◆ PARTS OF THE EXERCISE ◆
[1] Write out the hockey column word for word between "Guest blogger Canice" and "represent this country.", inclusive.
[2] Resume the column on hockey as Canada's national game, starting right after its last sentence.

### SOURCE PASSAGE ###

This Magazine

Progressive politics, ideas & culture

Menu

Game Theory #3: It's not perfect, but hockey's still the national game

andrew wallace

Canada's women's Olympic hockey team pose with their gold medals after the winning game.

Canada's women's Olympic hockey team pose with their gold medals after the winning game.

Guest blogger Canice Leung recently wrote in this space that Canada’s “national sport,” our beloved ice hockey, has became too elitist, too expensive and too inaccessible to maintain its position near to the top of the Canadian cultural hierarchy. Sparked by a fiery debate on Twitter the day before, her words were thought-provoking and insightful and her column provided an valuable perspective—one that those of us closely connected with the game often forget. And though I agree with the spirit of Leung’s argument, I have have to take issue with her conclusion, that hockey does not and should not represent this country.

She is right to point out that sport in Canada is a multimillion-dollar industry and that in certain respects it has become increasingly elitist and inaccessible. As Leung notes, higher-end ice skates alone can cost upwards of $600 and that’s just one piece of the bounty of expensive gear required to the play the sport at any level. Also, rinks are expensive to maintain, so ice-time is scarce and registration fees for youth hockey leagues are exorbitant. Just last week, the Greater Toronto Hockey League, the minor hockey association for the city that is supposed to the most diverse on earth, announced it would be doubling its fees next year. All the GTHL’s 512 teams will now pay $2000 to register a 16-player squad in order to cover the $500,000 hit the league expects to take with the introduction of the Harmonized Sales Tax in Ontario in July.

### DATASET EXCERPTS ###

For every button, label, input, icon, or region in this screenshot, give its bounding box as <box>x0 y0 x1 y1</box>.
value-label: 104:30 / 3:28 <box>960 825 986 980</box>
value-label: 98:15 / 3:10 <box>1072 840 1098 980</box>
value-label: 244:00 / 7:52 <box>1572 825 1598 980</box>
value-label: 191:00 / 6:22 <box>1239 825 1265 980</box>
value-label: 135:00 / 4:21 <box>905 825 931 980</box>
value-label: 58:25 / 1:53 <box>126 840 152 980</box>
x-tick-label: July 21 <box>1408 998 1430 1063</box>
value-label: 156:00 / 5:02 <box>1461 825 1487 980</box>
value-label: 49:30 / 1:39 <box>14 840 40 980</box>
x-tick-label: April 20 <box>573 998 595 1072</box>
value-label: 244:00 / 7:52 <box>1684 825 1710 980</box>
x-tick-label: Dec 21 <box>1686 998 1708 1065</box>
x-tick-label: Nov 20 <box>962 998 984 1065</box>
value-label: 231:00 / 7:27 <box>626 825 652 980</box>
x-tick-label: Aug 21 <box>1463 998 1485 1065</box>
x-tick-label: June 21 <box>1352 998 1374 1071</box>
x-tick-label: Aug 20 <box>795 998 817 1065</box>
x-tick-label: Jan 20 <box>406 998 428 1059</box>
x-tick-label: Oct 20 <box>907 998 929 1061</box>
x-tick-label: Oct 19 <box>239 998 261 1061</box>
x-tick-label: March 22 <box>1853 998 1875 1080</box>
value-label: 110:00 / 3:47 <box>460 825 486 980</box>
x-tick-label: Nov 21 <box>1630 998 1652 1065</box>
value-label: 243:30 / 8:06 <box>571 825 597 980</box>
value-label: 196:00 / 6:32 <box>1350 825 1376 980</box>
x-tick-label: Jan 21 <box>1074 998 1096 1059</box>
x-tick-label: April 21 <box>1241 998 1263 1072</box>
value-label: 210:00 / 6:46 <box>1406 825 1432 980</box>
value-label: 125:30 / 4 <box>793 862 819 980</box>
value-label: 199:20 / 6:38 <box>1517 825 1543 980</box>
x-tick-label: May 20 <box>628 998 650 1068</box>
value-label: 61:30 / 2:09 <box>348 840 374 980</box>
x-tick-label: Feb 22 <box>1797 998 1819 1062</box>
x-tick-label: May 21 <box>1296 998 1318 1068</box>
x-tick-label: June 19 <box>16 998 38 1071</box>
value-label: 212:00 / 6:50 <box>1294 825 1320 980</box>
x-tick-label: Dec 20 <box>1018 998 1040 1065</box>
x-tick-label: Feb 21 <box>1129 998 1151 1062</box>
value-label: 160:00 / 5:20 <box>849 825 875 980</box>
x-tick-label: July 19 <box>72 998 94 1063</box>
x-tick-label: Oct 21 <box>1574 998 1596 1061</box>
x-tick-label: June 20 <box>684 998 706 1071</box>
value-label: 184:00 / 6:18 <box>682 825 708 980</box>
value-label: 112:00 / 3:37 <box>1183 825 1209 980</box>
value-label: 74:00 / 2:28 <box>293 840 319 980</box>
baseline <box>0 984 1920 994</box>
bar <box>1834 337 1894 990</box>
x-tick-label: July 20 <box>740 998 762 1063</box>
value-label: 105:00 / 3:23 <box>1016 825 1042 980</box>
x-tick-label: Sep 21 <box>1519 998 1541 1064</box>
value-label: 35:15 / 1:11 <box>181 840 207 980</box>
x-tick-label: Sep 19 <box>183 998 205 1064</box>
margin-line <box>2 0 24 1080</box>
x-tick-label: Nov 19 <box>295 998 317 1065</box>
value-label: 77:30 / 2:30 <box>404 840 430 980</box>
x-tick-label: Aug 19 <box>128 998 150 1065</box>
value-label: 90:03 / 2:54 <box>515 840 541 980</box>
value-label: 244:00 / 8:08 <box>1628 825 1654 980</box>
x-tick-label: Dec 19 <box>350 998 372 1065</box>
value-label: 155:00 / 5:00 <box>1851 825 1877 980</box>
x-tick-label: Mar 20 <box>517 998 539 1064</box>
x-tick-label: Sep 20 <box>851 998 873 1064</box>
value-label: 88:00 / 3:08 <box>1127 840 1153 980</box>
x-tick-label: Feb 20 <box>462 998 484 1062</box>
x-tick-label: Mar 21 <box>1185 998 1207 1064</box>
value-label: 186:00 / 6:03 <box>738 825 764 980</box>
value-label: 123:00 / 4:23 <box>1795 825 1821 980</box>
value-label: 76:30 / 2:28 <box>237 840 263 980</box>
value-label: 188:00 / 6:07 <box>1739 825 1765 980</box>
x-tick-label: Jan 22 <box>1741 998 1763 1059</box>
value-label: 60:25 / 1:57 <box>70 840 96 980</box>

###

◆ RESPONSE LIST ◆
[1]
Guest blogger Canice Leung recently wrote in this space that Canada’s “national sport,” our beloved ice hockey, has became too elitist, too expensive and too inaccessible to maintain its position near to the top of the Canadian cultural hierarchy. Sparked by a fiery debate on Twitter the day before, her words were thought-provoking and insightful and her column provided an valuable perspective—one that those of us closely connected with the game often forget. And though I agree with the spirit of Leung’s argument, I have have to take issue with her conclusion, that hockey does not and should not represent this country.

[2]
As Leung argued, circumstances like these make any sport—or any endeavour, for that matter—self-stratifying. Sure, there are bursaries, hand-me-downs and other equalizing measures out there. But with decreased accessibility comes increased elitism. More immigrants and second-generation Canadians may be filling roster spots in the game’s professional ranks. Yet there are also fewer opportunities for the less affluent to have a shot at playing the game at its highest level. For Leung, that means that when hockey is “put on a cultural pedestal, it demands a fairness and accessibility that befits the morals of the country it represents.”

But, for me, it’s still the national game.

The reason hockey needs to be more a more accessible and more equitable sport is precisely because it’s so deeply interwoven in our collective identity. Opening the sport to a wider, more diverse sample of Canadians will not only increase its already massive audience—10.3 million Canadians tuned in to the Olympic quarter-final against Russia; 21.5 million, nearly two-thirds of the country, for the gold medal match-up with the United States—and support other values we hold close, but also deepen the talent pool and make us that much better at, that much more connected, to our cherished national pastime.

When Leung writes that “in modern-day Canada, the idea that the sport represents us all seems anachronistic,” I think she may be missing the point. In today’s world, there is nothing that is going to perfectly represent us all. Hockey is for some, not for others. But the shared experience of sport can unite us and hockey is that shared experience for Canadians. The beauty of sport is that you don’t have to play it to take part in it—the Olympics final the perfect example of just that. It’s the overwhelming emotion and excitement coupled with hockey’s rich folklore that brings people together in one collective act. The fact that so many of us tune it on a nightly basis is what makes it ours.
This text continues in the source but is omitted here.